↓↓↓
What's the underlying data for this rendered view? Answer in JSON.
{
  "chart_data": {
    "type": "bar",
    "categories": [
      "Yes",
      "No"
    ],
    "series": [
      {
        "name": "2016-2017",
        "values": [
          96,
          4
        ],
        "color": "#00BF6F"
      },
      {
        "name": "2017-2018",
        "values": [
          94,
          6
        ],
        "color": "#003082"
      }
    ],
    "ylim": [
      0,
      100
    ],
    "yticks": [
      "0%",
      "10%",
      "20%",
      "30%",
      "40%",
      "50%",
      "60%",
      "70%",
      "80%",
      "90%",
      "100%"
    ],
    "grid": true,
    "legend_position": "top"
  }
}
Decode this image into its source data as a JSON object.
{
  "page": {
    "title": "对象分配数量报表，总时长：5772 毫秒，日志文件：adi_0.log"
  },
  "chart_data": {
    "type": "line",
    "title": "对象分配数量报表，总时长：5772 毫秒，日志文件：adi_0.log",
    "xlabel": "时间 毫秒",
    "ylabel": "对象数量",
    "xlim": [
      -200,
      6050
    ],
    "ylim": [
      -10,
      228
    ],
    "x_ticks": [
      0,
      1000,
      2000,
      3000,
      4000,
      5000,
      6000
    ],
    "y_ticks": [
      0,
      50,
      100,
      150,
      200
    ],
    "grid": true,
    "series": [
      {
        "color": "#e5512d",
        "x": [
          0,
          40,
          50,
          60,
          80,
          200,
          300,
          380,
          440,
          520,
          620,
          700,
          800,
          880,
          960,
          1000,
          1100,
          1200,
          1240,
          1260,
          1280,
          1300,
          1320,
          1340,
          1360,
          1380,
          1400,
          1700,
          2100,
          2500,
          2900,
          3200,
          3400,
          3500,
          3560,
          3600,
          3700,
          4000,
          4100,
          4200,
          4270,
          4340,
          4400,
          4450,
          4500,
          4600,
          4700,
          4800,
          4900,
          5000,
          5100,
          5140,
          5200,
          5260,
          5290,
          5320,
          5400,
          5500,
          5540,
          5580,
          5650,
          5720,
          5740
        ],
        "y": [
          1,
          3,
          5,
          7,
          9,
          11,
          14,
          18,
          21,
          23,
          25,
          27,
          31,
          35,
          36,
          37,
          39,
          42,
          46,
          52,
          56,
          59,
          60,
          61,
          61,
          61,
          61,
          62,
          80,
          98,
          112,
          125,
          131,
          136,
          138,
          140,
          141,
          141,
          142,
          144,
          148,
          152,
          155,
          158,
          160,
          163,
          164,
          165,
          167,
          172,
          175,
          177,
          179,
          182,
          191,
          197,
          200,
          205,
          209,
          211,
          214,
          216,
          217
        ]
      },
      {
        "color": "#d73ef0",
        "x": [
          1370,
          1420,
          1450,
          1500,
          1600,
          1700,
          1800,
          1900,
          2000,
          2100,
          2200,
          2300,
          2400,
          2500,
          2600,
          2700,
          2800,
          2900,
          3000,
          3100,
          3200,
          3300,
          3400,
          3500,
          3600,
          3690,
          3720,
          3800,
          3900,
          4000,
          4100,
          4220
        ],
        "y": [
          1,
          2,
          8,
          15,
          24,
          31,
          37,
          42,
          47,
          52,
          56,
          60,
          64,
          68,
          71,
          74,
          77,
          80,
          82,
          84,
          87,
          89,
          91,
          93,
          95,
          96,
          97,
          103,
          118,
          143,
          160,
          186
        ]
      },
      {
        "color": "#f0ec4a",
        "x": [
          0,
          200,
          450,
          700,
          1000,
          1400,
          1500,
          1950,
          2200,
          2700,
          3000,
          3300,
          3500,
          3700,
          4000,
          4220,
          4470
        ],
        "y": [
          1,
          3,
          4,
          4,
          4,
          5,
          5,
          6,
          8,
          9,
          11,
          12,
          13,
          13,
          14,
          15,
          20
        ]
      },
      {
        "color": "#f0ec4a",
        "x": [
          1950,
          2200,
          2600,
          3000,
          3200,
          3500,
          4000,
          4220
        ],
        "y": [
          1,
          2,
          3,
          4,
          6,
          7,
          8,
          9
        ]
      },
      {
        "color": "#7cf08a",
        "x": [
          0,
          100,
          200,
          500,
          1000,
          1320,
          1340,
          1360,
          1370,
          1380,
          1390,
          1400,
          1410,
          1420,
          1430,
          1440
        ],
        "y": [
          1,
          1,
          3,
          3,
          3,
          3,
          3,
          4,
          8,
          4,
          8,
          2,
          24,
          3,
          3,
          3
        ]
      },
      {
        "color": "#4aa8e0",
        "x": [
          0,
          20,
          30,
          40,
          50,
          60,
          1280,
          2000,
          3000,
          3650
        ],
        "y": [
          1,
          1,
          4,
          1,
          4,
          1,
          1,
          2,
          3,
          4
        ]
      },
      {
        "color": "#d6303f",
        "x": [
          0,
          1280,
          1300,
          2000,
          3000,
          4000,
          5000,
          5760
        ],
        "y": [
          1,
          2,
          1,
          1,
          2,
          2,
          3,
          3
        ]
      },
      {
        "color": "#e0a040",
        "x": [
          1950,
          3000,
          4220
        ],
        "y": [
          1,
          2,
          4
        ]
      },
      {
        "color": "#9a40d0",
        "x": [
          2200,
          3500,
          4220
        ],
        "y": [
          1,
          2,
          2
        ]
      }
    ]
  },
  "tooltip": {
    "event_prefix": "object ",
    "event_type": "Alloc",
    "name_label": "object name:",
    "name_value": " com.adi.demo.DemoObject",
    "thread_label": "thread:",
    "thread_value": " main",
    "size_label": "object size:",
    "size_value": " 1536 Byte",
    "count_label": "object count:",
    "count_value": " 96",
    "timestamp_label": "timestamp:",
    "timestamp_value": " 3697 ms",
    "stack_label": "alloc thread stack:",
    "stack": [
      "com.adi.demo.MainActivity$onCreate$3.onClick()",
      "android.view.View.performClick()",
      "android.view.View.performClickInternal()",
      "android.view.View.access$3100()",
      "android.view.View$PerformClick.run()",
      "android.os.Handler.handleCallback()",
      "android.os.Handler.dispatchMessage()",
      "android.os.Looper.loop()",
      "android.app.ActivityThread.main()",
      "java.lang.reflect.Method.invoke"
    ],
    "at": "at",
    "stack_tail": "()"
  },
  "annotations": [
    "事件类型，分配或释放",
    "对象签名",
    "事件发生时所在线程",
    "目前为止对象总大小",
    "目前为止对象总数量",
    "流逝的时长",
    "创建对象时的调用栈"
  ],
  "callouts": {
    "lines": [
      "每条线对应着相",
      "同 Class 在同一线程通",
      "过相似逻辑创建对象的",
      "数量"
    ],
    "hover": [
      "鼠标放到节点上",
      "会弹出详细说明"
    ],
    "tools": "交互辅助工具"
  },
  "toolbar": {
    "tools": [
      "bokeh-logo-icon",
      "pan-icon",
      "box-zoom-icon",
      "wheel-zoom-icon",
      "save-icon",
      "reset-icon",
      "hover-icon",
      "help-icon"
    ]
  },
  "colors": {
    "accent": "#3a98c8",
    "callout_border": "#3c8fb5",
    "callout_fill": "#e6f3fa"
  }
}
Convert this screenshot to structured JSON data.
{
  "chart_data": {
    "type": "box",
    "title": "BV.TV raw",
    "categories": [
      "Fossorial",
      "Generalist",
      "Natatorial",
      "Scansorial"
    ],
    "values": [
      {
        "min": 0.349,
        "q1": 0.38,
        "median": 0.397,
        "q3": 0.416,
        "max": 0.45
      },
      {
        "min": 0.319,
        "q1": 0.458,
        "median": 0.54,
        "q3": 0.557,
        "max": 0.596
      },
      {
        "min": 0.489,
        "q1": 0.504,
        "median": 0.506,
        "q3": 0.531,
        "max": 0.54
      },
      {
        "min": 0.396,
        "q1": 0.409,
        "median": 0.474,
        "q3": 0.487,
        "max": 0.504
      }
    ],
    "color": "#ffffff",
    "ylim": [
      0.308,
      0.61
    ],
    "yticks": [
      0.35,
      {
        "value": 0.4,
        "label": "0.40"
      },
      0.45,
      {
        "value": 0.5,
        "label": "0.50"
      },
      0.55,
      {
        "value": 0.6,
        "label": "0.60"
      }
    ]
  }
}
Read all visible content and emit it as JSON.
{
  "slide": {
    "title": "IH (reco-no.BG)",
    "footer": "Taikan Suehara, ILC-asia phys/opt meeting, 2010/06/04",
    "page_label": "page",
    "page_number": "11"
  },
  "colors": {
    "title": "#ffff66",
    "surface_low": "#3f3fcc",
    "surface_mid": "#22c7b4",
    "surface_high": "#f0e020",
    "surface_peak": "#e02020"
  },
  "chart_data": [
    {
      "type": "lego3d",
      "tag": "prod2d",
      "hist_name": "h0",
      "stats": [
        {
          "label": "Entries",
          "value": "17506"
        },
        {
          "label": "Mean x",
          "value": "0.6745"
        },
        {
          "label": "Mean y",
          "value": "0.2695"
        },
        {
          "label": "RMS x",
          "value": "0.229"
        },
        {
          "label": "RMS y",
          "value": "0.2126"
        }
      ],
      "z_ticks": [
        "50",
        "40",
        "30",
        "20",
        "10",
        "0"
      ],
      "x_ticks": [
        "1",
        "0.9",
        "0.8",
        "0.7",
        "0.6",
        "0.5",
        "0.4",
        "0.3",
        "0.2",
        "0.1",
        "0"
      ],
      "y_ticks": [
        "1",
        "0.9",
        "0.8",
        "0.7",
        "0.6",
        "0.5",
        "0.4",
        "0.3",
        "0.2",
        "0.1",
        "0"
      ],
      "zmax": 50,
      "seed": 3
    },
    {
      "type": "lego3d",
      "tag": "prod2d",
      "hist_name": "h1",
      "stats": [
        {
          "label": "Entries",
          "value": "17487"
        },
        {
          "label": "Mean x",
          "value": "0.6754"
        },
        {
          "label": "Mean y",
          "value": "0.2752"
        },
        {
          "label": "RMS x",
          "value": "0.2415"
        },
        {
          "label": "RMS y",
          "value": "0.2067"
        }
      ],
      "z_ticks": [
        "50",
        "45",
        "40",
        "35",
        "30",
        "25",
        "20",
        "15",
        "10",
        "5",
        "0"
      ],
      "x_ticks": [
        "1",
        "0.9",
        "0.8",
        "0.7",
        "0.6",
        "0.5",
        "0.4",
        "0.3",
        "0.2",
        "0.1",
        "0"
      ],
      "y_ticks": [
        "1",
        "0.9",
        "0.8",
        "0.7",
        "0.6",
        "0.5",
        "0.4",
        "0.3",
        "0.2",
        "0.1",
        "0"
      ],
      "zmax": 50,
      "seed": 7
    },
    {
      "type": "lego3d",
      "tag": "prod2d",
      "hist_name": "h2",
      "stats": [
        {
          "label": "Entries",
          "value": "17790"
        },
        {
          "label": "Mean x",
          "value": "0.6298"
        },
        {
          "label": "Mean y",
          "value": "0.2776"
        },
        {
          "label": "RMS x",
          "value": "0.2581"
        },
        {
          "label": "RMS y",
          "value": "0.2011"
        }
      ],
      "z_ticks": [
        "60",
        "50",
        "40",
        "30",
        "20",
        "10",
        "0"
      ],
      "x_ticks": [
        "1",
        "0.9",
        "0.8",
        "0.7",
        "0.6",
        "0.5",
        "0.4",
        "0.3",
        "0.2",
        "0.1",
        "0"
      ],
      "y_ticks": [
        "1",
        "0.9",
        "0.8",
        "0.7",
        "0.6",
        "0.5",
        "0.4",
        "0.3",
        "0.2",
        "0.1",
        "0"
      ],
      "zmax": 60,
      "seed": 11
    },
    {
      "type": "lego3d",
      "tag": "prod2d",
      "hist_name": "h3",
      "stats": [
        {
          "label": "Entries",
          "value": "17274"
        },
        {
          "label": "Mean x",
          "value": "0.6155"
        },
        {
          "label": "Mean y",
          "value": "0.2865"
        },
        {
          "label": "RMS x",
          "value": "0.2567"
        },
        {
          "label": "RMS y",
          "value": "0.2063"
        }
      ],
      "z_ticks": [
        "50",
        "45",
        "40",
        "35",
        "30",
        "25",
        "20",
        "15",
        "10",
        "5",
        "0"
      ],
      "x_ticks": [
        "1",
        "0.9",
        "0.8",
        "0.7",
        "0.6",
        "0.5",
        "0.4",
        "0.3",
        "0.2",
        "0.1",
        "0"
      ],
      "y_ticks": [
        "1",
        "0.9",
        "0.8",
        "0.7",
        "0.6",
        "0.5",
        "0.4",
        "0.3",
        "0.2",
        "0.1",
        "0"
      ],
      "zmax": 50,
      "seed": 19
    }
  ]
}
↑↑↑
▶ TASK
Return all lines containing the word "日志文件".

▶ RESPONSE TO THIS EXERCISE
    "title": "对象分配数量报表，总时长：5772 毫秒，日志文件：adi_0.log"
    "title": "对象分配数量报表，总时长：5772 毫秒，日志文件：adi_0.log",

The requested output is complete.